### Goal
Without including any pictures, write out all the entries exactly.

### Stored items from a collection
▬▬▬

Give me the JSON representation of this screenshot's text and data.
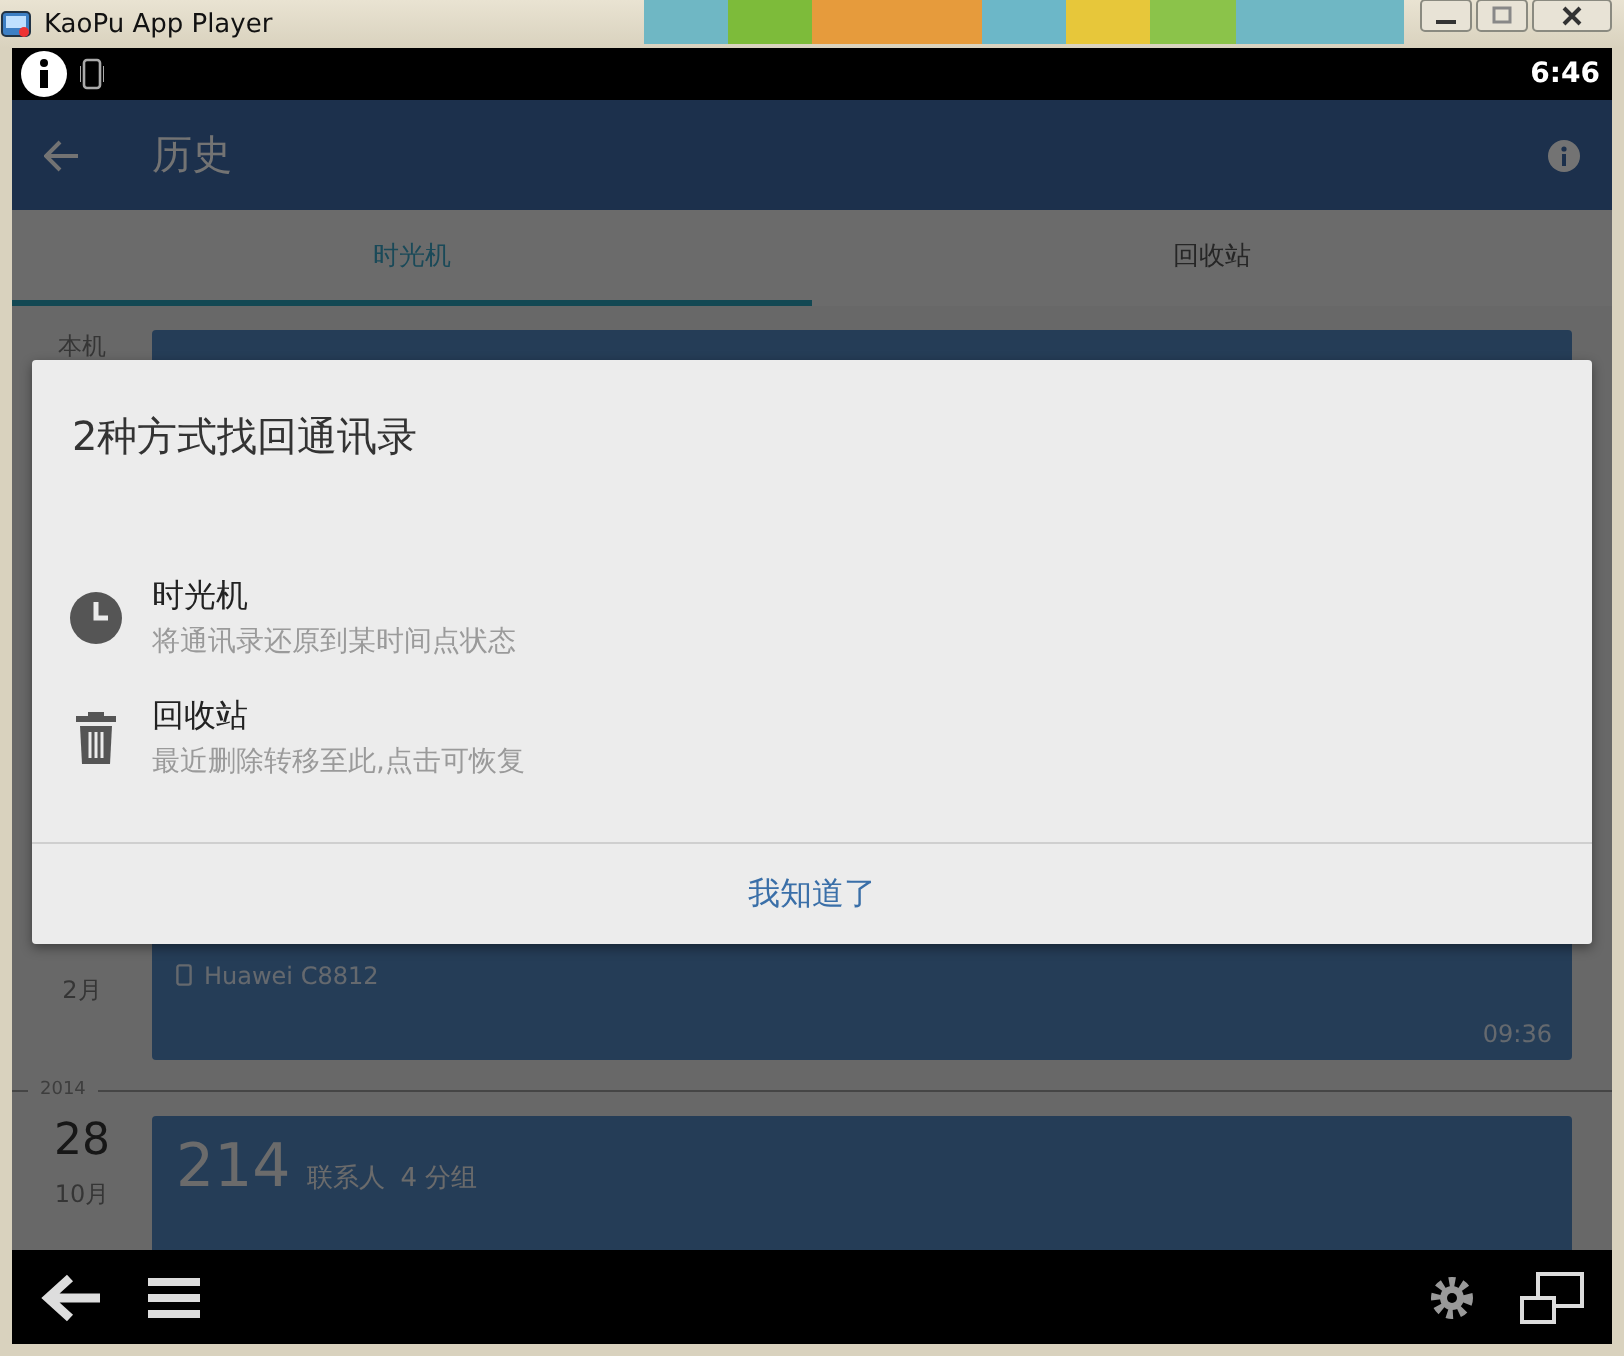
{
  "window": {
    "title": "KaoPu App Player"
  },
  "status_bar": {
    "time": "6:46"
  },
  "app_bar": {
    "title": "历史"
  },
  "tabs": [
    {
      "label": "时光机",
      "selected": true
    },
    {
      "label": "回收站",
      "selected": false
    }
  ],
  "timeline": [
    {
      "kind": "entry",
      "side": "本机"
    },
    {
      "kind": "entry",
      "month": "2月",
      "device": "Huawei C8812",
      "time": "09:36"
    },
    {
      "kind": "year",
      "label": "2014"
    },
    {
      "kind": "entry",
      "day": "28",
      "month": "10月",
      "count": "214",
      "count_label": "联系人",
      "groups": "4 分组"
    }
  ],
  "dialog": {
    "title": "2种方式找回通讯录",
    "options": [
      {
        "kind": "clock",
        "title": "时光机",
        "subtitle": "将通讯录还原到某时间点状态"
      },
      {
        "kind": "trash",
        "title": "回收站",
        "subtitle": "最近删除转移至此,点击可恢复"
      }
    ],
    "button": "我知道了"
  }
}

▬▬▬

### Task output
Give me the JSON representation of this screenshot's text and data.
{
  "window": {
    "title": "KaoPu App Player"
  },
  "status_bar": {
    "time": "6:46"
  },
  "app_bar": {
    "title": "历史"
  },
  "tabs": [
    {
      "label": "时光机",
      "selected": true
    },
    {
      "label": "回收站",
      "selected": false
    }
  ],
  "timeline": [
    {
      "kind": "entry",
      "side": "本机"
    },
    {
      "kind": "entry",
      "month": "2月",
      "device": "Huawei C8812",
      "time": "09:36"
    },
    {
      "kind": "year",
      "label": "2014"
    },
    {
      "kind": "entry",
      "day": "28",
      "month": "10月",
      "count": "214",
      "count_label": "联系人",
      "groups": "4 分组"
    }
  ],
  "dialog": {
    "title": "2种方式找回通讯录",
    "options": [
      {
        "kind": "clock",
        "title": "时光机",
        "subtitle": "将通讯录还原到某时间点状态"
      },
      {
        "kind": "trash",
        "title": "回收站",
        "subtitle": "最近删除转移至此,点击可恢复"
      }
    ],
    "button": "我知道了"
  }
}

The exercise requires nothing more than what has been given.